* **PROBLEM DESCRIPTION**:
Write out the listing in full, matching it word for word.

* **GIVEN RECORDS**:
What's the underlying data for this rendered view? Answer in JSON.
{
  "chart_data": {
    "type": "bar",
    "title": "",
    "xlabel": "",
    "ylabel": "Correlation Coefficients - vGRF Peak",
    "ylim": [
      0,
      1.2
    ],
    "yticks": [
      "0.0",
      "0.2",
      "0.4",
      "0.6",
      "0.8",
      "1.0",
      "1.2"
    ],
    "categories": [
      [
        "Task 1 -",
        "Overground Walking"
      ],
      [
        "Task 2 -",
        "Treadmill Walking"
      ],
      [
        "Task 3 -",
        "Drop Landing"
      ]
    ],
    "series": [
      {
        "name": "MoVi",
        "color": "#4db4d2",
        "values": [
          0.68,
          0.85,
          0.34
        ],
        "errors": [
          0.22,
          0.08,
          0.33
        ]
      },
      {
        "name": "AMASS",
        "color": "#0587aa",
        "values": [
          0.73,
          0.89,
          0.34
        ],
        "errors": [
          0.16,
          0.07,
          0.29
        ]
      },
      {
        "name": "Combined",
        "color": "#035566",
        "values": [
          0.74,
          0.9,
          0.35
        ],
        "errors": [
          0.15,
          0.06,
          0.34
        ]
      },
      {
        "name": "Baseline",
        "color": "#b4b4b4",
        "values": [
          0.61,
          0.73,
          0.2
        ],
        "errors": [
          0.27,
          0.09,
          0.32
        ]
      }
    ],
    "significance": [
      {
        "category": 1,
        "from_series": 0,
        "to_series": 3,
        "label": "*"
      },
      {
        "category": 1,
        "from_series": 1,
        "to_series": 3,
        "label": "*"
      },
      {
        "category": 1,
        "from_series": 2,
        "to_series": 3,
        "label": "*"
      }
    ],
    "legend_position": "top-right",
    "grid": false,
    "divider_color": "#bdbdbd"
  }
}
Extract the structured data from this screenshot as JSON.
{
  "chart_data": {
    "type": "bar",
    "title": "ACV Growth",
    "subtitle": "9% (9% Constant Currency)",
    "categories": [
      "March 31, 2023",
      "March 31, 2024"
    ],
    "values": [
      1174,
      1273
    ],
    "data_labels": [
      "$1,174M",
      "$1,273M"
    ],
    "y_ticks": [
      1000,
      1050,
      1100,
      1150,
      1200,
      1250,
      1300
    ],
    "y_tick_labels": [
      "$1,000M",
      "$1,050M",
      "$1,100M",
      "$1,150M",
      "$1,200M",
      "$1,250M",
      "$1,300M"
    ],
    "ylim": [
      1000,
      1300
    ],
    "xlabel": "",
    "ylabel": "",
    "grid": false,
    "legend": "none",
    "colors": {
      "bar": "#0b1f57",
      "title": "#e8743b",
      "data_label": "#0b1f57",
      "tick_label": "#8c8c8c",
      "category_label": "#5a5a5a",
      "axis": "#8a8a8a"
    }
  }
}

* **EXERCISE RESULT**:
What's the underlying data for this rendered view? Answer in JSON.
{
  "chart_data": {
    "type": "bar",
    "title": "",
    "xlabel": "",
    "ylabel": "Correlation Coefficients - vGRF Peak",
    "ylim": [
      0,
      1.2
    ],
    "yticks": [
      "0.0",
      "0.2",
      "0.4",
      "0.6",
      "0.8",
      "1.0",
      "1.2"
    ],
    "categories": [
      [
        "Task 1 -",
        "Overground Walking"
      ],
      [
        "Task 2 -",
        "Treadmill Walking"
      ],
      [
        "Task 3 -",
        "Drop Landing"
      ]
    ],
    "series": [
      {
        "name": "MoVi",
        "color": "#4db4d2",
        "values": [
          0.68,
          0.85,
          0.34
        ],
        "errors": [
          0.22,
          0.08,
          0.33
        ]
      },
      {
        "name": "AMASS",
        "color": "#0587aa",
        "values": [
          0.73,
          0.89,
          0.34
        ],
        "errors": [
          0.16,
          0.07,
          0.29
        ]
      },
      {
        "name": "Combined",
        "color": "#035566",
        "values": [
          0.74,
          0.9,
          0.35
        ],
        "errors": [
          0.15,
          0.06,
          0.34
        ]
      },
      {
        "name": "Baseline",
        "color": "#b4b4b4",
        "values": [
          0.61,
          0.73,
          0.2
        ],
        "errors": [
          0.27,
          0.09,
          0.32
        ]
      }
    ],
    "significance": [
      {
        "category": 1,
        "from_series": 0,
        "to_series": 3,
        "label": "*"
      },
      {
        "category": 1,
        "from_series": 1,
        "to_series": 3,
        "label": "*"
      },
      {
        "category": 1,
        "from_series": 2,
        "to_series": 3,
        "label": "*"
      }
    ],
    "legend_position": "top-right",
    "grid": false,
    "divider_color": "#bdbdbd"
  }
}
Extract the structured data from this screenshot as JSON.
{
  "chart_data": {
    "type": "bar",
    "title": "ACV Growth",
    "subtitle": "9% (9% Constant Currency)",
    "categories": [
      "March 31, 2023",
      "March 31, 2024"
    ],
    "values": [
      1174,
      1273
    ],
    "data_labels": [
      "$1,174M",
      "$1,273M"
    ],
    "y_ticks": [
      1000,
      1050,
      1100,
      1150,
      1200,
      1250,
      1300
    ],
    "y_tick_labels": [
      "$1,000M",
      "$1,050M",
      "$1,100M",
      "$1,150M",
      "$1,200M",
      "$1,250M",
      "$1,300M"
    ],
    "ylim": [
      1000,
      1300
    ],
    "xlabel": "",
    "ylabel": "",
    "grid": false,
    "legend": "none",
    "colors": {
      "bar": "#0b1f57",
      "title": "#e8743b",
      "data_label": "#0b1f57",
      "tick_label": "#8c8c8c",
      "category_label": "#5a5a5a",
      "axis": "#8a8a8a"
    }
  }
}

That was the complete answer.